+++ GIVEN TEXT

When we got Scarlett, I made the comment that she was the sloppiest drinker/eater ever. My GSD owner friend said that GSD's eat/drink like blenders with the lid off! It's a pretty true statement in our experience. AND, Scarlett can't be bothered to clean up after herself.


----------



## Gharrissc (May 19, 2012)

I've had fosters who would literally splash all of the water out of bowl just by drinking. Now I just use a towel under the bowl.


----------



## gsdw/me (May 17, 2011)

Taschka is a very messy drinker. She gets water everywhere. My male however is very neat with his food and water. I remember as a puppy he went through a stage of being messy when drinking. He thankfully outgrew this. I hope Taschka and your young one will too. Good luck.


----------



## wolfy dog (Aug 1, 2012)

As a young pup Wolfy Dog would take a mouthful, sit and let it drip "back" into the bowl while watching it in amazement. Now he puts his toys in it, incl stuffies. 
The other day, the door had been open to the yard, and he found that a tree frog had taken up residence in his water bowl. That was hilarious; seeing a big, clumsy pup trying to persuade the frog to move, who wisely played dead. We rescued it unharmed. I can't believe this big dog who crunches chicken backs like chips, was so gentle with a little frog.


----------



## dennisbarry73 (Apr 8, 2013)

My dog is also a messy drinker. But since I gave him the best pet water fountain, he drinks very nicely. He also like it a lot.


----------



## Abel Shepherd (Apr 8, 2013)

my dog digs his water bowl causing water to go everywhere.


----------

++++++

**SET TASK 1:** Please print, character for character, the part of the records that opens with the line containing "Output each element" and closes with the line containing "svg-text:N: N (357, 347, 373, 372)", including both of those lines. Leave the pictures out of your answer.
The forum thread on messy drinkers and the records are unrelated material.

+++ GIVEN DATA

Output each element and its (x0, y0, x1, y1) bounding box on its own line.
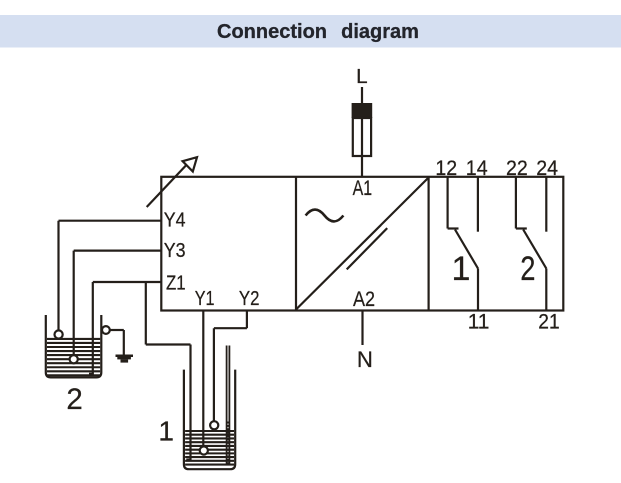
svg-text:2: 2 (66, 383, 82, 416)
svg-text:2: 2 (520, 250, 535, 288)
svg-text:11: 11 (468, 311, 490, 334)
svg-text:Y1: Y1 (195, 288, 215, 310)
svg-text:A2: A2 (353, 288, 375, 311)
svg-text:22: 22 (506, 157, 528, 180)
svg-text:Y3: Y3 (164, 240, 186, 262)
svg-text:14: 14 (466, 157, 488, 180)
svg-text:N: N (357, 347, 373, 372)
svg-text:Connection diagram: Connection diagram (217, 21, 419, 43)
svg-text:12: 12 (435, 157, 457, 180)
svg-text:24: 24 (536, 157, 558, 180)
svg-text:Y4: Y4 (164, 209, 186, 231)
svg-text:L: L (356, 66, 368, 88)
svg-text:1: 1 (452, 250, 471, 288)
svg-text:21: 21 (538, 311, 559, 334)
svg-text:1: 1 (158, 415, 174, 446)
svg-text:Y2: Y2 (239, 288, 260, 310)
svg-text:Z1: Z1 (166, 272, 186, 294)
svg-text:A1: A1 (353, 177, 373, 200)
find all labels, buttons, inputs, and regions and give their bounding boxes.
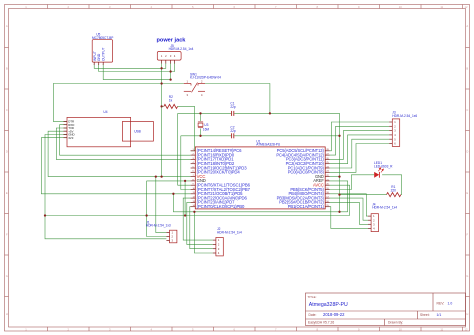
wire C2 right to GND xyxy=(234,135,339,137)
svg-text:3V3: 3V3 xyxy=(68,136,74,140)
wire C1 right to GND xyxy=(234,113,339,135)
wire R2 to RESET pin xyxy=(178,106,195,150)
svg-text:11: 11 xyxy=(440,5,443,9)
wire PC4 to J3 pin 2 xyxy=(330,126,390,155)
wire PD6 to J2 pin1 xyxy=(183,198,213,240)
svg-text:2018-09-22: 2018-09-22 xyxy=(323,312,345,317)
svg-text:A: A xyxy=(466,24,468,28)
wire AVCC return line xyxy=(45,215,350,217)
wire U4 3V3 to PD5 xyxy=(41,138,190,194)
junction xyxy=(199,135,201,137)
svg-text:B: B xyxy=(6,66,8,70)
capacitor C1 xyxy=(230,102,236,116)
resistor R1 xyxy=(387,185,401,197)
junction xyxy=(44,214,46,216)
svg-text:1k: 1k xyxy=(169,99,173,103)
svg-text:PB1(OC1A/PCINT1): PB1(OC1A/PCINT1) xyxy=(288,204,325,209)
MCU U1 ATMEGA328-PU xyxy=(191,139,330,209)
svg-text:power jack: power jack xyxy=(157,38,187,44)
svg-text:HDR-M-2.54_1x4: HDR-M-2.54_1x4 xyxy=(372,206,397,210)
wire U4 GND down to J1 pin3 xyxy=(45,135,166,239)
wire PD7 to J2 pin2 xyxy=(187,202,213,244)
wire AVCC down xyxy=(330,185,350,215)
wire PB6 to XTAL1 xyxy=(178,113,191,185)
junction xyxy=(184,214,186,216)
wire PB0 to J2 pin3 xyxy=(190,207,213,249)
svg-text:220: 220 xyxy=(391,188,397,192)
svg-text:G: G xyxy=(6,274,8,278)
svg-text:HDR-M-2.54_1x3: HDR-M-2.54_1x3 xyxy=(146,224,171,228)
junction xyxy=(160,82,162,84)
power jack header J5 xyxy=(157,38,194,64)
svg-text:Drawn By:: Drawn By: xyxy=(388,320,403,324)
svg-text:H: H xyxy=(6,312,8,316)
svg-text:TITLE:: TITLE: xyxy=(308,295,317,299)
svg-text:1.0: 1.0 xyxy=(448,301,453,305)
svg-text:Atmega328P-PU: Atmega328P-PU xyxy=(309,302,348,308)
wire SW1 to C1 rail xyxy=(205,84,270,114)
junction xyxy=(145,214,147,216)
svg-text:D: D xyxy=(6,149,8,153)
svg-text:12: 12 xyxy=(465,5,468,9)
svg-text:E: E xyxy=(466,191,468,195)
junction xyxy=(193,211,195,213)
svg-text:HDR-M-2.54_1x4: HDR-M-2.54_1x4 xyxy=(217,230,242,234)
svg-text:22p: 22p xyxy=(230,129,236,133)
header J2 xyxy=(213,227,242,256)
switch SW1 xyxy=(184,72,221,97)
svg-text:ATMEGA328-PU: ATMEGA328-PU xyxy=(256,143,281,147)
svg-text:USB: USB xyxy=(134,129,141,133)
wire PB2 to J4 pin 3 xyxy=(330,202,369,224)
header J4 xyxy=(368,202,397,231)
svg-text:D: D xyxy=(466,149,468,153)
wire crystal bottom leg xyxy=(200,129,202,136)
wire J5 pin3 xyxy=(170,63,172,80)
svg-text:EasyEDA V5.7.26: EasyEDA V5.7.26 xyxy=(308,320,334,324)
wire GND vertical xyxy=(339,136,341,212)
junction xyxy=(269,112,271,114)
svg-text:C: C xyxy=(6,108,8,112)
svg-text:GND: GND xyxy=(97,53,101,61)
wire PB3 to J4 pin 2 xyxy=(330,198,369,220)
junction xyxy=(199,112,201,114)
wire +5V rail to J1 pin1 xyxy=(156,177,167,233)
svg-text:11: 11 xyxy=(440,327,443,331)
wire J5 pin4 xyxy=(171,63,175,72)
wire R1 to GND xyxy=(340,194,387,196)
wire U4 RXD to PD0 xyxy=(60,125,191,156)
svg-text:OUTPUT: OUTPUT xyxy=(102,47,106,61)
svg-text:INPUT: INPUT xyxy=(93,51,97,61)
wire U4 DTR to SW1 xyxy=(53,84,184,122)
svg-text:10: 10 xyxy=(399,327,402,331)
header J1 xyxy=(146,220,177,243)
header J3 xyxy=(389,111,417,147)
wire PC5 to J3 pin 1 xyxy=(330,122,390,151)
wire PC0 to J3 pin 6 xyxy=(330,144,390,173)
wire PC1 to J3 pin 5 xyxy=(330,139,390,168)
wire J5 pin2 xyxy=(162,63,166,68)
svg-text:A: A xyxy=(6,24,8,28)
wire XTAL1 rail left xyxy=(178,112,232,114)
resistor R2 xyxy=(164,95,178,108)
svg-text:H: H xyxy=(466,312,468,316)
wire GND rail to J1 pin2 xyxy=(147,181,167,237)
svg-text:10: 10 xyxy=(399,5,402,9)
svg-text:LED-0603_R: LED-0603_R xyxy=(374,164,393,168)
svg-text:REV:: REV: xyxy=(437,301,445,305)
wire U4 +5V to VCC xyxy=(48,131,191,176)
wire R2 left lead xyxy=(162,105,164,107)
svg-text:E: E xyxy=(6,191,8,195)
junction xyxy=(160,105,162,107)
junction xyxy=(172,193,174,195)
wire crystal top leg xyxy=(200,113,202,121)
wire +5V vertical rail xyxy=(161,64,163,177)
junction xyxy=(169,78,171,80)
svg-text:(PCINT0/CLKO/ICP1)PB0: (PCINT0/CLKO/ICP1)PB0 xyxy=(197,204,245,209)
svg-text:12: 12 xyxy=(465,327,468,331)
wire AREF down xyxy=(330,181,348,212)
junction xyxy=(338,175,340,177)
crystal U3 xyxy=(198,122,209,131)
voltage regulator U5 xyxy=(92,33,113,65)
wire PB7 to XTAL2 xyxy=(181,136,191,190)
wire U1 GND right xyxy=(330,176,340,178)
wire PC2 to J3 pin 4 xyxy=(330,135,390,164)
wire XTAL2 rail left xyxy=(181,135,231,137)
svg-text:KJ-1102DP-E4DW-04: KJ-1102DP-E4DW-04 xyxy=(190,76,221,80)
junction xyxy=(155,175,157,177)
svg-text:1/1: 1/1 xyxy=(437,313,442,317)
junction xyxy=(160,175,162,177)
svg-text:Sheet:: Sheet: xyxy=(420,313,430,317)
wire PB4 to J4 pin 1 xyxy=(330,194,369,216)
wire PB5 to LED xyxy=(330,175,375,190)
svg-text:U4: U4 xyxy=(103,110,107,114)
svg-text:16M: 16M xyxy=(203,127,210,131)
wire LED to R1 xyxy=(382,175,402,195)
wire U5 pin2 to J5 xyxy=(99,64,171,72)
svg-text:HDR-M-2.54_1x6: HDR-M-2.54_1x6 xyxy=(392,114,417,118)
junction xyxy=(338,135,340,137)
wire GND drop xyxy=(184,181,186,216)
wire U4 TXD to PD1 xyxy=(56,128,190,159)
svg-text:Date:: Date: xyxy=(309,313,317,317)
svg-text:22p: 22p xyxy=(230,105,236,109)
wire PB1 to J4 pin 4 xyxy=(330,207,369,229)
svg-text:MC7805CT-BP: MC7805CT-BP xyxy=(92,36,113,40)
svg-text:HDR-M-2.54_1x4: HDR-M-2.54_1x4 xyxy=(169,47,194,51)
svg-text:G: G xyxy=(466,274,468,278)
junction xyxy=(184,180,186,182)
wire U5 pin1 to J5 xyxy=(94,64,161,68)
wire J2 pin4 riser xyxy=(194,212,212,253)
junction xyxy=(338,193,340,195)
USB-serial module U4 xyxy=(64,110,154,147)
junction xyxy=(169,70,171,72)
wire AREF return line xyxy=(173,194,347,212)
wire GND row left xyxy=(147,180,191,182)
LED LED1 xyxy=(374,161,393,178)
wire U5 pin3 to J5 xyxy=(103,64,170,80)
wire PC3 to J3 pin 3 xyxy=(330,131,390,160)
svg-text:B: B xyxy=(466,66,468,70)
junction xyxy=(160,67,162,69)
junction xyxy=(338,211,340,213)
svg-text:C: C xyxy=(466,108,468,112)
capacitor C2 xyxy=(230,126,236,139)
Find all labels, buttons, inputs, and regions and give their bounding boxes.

++++++
+++ GIVEN DATA

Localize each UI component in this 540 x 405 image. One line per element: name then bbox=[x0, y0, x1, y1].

++++++
+++ GIVEN DATA

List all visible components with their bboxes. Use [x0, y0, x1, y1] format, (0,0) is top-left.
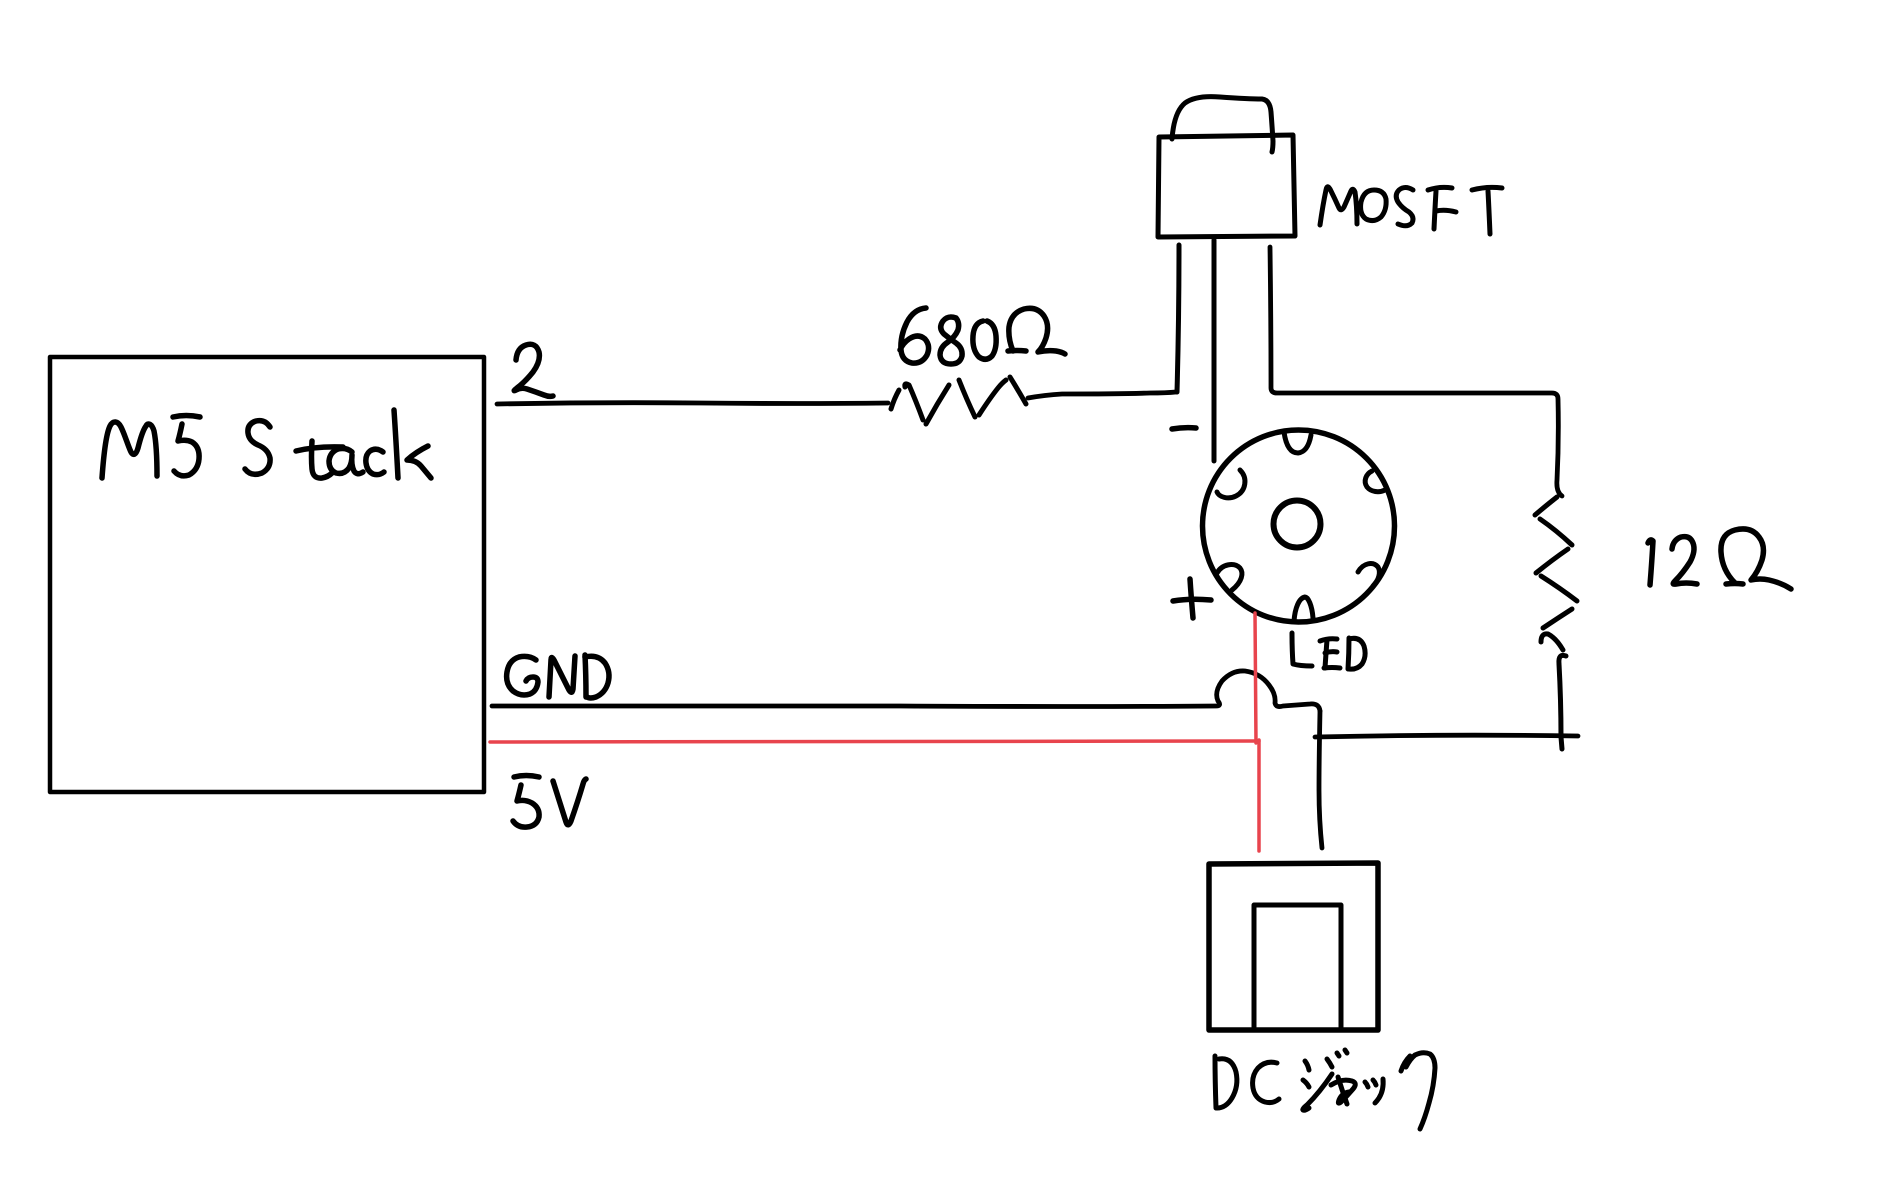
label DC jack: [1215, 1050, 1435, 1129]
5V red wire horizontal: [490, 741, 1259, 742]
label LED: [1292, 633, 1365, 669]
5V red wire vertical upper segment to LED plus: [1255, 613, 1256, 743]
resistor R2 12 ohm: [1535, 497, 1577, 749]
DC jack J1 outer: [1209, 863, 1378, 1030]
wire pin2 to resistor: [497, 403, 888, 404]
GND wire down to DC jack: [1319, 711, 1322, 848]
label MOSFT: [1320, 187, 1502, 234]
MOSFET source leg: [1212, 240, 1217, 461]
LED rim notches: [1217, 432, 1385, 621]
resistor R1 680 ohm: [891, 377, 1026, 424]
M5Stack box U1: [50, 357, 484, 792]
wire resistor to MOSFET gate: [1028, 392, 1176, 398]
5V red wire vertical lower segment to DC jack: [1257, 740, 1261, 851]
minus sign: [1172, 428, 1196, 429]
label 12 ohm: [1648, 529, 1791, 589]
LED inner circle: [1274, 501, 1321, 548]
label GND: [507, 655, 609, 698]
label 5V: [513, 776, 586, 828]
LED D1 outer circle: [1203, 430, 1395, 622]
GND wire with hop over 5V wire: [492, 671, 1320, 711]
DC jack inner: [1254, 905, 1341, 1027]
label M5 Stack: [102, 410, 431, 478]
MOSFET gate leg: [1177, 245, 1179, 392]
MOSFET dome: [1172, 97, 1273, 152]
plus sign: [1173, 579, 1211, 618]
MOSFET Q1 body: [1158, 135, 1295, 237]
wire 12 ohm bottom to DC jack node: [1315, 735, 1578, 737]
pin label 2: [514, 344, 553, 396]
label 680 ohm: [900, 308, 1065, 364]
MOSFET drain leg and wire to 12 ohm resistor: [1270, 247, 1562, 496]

++++++

**SET TASK 2:** In the forum thread, what animal did the pup find living in his water bowl?

**COMPLETE OUTPUT 1:**
Output each element and its (x0, y0, x1, y1) bounding box on its own line.
svg-text:2: 2 (66, 383, 82, 416)
svg-text:2: 2 (520, 250, 535, 288)
svg-text:11: 11 (468, 311, 490, 334)
svg-text:Y1: Y1 (195, 288, 215, 310)
svg-text:A2: A2 (353, 288, 375, 311)
svg-text:22: 22 (506, 157, 528, 180)
svg-text:Y3: Y3 (164, 240, 186, 262)
svg-text:14: 14 (466, 157, 488, 180)
svg-text:N: N (357, 347, 373, 372)

**COMPLETE OUTPUT 2:** A tree frog.